Your task: For the entries that follow, state how many lines include the word "name", giving the number and nothing else.

Information shown:

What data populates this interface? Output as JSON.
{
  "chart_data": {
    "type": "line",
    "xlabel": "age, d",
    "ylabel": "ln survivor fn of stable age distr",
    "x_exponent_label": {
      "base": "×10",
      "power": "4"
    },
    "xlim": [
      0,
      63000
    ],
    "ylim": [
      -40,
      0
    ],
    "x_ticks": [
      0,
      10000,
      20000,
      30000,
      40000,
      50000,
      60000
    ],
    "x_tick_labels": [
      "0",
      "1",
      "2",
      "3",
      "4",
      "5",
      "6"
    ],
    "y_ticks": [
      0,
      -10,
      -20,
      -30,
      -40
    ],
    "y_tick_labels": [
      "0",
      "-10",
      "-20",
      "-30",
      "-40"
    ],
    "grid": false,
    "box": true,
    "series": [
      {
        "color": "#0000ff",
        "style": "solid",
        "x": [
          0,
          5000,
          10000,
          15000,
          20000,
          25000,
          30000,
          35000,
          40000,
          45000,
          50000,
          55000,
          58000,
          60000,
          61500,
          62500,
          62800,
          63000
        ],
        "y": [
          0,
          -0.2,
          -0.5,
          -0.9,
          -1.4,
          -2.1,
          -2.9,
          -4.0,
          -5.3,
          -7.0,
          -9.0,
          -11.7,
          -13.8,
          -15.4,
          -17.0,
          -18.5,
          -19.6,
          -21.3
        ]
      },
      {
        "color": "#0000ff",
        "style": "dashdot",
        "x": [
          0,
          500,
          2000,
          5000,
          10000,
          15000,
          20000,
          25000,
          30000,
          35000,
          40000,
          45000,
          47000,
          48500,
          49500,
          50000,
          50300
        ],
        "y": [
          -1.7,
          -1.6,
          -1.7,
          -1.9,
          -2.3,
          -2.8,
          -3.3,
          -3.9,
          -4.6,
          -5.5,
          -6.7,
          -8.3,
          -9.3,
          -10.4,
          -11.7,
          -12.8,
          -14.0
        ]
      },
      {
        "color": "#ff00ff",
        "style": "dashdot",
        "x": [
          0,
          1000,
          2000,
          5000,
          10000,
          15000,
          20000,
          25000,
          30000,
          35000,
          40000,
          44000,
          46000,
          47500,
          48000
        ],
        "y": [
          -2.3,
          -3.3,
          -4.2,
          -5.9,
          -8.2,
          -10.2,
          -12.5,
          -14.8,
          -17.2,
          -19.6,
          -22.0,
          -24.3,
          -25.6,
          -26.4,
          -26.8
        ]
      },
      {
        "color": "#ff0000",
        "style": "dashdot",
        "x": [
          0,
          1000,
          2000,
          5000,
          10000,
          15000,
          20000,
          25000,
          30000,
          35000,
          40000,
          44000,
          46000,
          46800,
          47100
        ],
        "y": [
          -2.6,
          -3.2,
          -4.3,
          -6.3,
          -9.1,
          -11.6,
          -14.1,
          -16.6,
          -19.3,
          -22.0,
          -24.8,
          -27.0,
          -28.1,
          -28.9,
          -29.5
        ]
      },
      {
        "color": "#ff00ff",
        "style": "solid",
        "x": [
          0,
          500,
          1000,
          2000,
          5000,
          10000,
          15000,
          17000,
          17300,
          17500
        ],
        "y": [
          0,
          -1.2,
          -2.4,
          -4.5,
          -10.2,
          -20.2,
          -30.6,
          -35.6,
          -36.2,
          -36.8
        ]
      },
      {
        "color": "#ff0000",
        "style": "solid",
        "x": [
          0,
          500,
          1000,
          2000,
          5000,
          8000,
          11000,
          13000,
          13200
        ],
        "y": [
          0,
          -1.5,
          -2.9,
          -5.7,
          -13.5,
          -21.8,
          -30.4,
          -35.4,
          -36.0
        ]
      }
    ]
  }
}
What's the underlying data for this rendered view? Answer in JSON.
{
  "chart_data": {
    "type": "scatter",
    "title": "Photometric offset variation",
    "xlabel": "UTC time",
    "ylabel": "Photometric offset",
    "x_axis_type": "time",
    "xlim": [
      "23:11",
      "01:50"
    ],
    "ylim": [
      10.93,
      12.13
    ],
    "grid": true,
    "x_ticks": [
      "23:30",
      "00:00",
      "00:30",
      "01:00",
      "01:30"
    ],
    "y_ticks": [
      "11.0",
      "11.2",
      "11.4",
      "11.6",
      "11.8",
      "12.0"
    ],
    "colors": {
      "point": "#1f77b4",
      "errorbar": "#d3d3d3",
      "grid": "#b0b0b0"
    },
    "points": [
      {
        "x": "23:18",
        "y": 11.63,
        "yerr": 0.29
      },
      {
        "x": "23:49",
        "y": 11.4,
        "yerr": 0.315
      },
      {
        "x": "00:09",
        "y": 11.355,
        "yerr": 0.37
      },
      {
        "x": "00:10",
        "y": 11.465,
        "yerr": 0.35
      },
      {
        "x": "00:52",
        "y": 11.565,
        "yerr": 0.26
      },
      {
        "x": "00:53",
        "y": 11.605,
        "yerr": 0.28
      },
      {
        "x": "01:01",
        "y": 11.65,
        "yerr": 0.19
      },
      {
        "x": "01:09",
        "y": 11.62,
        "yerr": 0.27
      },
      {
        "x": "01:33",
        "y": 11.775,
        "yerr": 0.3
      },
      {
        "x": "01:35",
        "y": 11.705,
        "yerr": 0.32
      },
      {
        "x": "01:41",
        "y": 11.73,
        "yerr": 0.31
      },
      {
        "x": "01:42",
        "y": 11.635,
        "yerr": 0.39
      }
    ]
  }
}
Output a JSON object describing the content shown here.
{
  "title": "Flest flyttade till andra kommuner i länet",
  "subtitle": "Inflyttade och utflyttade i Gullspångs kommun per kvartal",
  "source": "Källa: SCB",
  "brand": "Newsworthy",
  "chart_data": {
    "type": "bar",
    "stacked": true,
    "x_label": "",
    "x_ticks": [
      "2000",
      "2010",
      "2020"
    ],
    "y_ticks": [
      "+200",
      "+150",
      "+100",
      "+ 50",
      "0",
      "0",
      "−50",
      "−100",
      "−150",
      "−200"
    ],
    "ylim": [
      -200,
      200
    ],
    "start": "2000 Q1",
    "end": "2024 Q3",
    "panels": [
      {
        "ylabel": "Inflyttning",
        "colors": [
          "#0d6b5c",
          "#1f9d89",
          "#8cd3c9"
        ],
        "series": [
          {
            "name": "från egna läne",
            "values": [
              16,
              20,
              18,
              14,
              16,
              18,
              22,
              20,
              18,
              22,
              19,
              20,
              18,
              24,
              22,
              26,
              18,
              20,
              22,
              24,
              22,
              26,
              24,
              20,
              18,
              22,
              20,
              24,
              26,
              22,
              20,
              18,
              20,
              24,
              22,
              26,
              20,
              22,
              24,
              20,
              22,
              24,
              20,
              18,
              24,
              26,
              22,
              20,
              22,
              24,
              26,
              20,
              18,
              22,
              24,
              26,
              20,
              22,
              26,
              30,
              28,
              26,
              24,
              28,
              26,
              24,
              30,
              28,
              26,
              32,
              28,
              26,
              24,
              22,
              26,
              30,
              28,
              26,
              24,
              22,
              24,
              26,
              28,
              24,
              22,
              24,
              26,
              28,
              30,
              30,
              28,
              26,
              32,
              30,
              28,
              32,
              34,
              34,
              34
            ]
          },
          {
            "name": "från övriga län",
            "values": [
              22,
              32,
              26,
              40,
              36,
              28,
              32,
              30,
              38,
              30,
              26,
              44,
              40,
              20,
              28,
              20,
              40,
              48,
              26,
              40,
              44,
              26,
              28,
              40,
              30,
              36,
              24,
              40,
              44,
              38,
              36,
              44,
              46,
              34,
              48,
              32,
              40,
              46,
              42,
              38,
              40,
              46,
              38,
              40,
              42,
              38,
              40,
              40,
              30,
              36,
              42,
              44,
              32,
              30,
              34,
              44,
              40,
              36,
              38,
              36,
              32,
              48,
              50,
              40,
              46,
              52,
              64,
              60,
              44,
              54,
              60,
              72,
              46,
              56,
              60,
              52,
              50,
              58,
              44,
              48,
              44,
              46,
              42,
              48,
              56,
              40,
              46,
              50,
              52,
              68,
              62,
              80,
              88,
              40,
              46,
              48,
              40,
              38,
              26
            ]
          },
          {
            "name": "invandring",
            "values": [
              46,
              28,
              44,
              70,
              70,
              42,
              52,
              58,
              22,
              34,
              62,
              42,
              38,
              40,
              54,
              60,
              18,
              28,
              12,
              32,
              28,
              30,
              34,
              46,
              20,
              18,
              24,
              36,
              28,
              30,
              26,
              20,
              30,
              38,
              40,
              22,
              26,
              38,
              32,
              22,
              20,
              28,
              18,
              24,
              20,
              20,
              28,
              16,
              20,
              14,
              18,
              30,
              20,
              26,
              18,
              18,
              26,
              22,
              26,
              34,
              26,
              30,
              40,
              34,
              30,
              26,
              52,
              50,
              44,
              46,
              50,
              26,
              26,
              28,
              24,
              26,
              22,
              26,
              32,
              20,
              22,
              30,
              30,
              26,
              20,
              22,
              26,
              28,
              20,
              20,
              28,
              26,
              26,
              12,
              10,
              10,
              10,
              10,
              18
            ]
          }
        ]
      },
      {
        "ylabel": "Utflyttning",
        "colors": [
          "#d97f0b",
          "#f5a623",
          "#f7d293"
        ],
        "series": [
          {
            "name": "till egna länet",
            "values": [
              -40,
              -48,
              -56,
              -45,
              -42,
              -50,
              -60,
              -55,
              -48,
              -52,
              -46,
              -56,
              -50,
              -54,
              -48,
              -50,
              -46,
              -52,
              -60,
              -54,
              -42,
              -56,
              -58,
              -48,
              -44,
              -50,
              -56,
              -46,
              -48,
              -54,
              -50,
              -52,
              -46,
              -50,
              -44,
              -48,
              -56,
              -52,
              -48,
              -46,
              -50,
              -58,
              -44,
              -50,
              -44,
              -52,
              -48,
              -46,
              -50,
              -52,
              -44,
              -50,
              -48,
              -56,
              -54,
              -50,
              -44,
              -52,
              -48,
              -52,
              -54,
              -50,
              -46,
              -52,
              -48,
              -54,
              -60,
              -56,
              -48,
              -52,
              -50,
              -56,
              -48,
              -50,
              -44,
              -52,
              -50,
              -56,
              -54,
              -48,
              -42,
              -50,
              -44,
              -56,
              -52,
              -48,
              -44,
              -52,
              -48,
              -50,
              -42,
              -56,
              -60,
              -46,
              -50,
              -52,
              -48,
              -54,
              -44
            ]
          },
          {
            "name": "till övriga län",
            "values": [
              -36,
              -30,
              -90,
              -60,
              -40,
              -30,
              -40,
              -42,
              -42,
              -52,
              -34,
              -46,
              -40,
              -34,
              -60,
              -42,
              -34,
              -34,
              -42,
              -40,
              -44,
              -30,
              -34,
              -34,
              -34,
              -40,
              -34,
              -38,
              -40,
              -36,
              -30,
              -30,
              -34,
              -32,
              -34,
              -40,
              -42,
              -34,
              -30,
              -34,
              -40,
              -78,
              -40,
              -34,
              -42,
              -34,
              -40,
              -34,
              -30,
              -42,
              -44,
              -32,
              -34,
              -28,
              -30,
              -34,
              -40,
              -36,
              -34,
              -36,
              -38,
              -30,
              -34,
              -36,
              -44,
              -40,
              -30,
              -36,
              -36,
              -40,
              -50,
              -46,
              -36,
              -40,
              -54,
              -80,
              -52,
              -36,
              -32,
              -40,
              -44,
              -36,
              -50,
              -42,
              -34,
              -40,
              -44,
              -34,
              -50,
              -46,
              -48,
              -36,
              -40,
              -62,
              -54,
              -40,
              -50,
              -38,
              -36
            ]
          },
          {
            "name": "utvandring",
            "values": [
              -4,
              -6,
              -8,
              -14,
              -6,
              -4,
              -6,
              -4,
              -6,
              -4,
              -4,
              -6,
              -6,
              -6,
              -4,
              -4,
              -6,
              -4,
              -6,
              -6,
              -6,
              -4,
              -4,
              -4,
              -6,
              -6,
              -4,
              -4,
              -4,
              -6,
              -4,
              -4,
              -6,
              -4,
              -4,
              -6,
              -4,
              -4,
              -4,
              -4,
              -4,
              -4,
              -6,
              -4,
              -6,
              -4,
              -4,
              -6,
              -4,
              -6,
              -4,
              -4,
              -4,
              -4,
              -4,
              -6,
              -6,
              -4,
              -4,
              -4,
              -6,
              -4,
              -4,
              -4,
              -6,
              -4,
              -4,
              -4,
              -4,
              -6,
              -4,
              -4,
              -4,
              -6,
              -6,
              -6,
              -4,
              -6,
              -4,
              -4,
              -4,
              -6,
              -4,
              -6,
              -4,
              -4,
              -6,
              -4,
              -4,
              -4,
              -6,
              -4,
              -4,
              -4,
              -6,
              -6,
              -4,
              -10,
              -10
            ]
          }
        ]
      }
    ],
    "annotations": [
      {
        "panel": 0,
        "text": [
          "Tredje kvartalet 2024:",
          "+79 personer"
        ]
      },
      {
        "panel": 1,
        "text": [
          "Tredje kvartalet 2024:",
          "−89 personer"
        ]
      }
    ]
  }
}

Result of the task: 6